● **WHAT IS REQUIRED**
Go through the entries and transcribe each one exactly, dropping the pictures.

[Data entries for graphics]
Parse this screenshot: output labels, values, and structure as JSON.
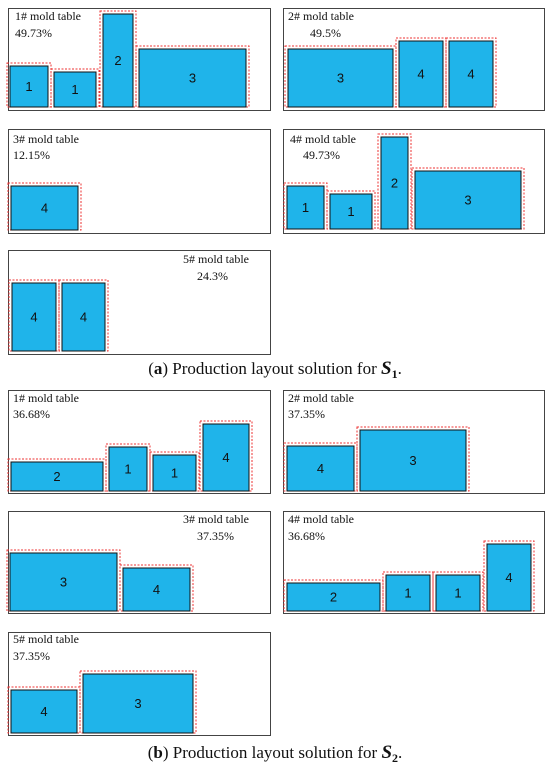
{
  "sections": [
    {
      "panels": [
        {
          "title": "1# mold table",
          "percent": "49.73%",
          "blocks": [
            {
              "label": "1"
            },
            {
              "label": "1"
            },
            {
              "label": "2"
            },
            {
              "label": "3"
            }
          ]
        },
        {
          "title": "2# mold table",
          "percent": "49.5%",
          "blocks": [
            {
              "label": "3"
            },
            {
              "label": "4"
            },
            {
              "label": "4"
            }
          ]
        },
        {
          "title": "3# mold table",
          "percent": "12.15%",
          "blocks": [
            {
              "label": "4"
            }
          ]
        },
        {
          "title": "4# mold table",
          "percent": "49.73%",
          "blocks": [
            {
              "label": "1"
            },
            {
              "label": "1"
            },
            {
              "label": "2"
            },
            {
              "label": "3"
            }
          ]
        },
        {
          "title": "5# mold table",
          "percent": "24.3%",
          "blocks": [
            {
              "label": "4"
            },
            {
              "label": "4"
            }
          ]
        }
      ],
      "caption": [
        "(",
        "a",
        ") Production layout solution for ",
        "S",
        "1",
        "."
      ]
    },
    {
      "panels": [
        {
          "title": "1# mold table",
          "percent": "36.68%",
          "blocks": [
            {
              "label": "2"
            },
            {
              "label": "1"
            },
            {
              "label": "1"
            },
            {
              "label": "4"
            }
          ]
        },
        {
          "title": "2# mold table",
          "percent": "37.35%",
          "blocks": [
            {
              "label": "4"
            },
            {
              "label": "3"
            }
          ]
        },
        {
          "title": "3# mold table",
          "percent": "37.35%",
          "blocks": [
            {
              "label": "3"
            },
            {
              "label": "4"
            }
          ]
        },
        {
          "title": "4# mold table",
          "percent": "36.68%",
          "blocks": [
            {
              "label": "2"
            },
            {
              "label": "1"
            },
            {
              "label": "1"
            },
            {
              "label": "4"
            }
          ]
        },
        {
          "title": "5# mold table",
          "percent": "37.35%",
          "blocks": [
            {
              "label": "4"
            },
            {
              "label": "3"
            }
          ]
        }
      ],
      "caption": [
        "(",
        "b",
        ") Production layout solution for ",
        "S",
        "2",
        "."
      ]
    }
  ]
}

● **TASK OUTPUT**
Parse this screenshot: output labels, values, and structure as JSON.
{
  "sections": [
    {
      "panels": [
        {
          "title": "1# mold table",
          "percent": "49.73%",
          "blocks": [
            {
              "label": "1"
            },
            {
              "label": "1"
            },
            {
              "label": "2"
            },
            {
              "label": "3"
            }
          ]
        },
        {
          "title": "2# mold table",
          "percent": "49.5%",
          "blocks": [
            {
              "label": "3"
            },
            {
              "label": "4"
            },
            {
              "label": "4"
            }
          ]
        },
        {
          "title": "3# mold table",
          "percent": "12.15%",
          "blocks": [
            {
              "label": "4"
            }
          ]
        },
        {
          "title": "4# mold table",
          "percent": "49.73%",
          "blocks": [
            {
              "label": "1"
            },
            {
              "label": "1"
            },
            {
              "label": "2"
            },
            {
              "label": "3"
            }
          ]
        },
        {
          "title": "5# mold table",
          "percent": "24.3%",
          "blocks": [
            {
              "label": "4"
            },
            {
              "label": "4"
            }
          ]
        }
      ],
      "caption": [
        "(",
        "a",
        ") Production layout solution for ",
        "S",
        "1",
        "."
      ]
    },
    {
      "panels": [
        {
          "title": "1# mold table",
          "percent": "36.68%",
          "blocks": [
            {
              "label": "2"
            },
            {
              "label": "1"
            },
            {
              "label": "1"
            },
            {
              "label": "4"
            }
          ]
        },
        {
          "title": "2# mold table",
          "percent": "37.35%",
          "blocks": [
            {
              "label": "4"
            },
            {
              "label": "3"
            }
          ]
        },
        {
          "title": "3# mold table",
          "percent": "37.35%",
          "blocks": [
            {
              "label": "3"
            },
            {
              "label": "4"
            }
          ]
        },
        {
          "title": "4# mold table",
          "percent": "36.68%",
          "blocks": [
            {
              "label": "2"
            },
            {
              "label": "1"
            },
            {
              "label": "1"
            },
            {
              "label": "4"
            }
          ]
        },
        {
          "title": "5# mold table",
          "percent": "37.35%",
          "blocks": [
            {
              "label": "4"
            },
            {
              "label": "3"
            }
          ]
        }
      ],
      "caption": [
        "(",
        "b",
        ") Production layout solution for ",
        "S",
        "2",
        "."
      ]
    }
  ]
}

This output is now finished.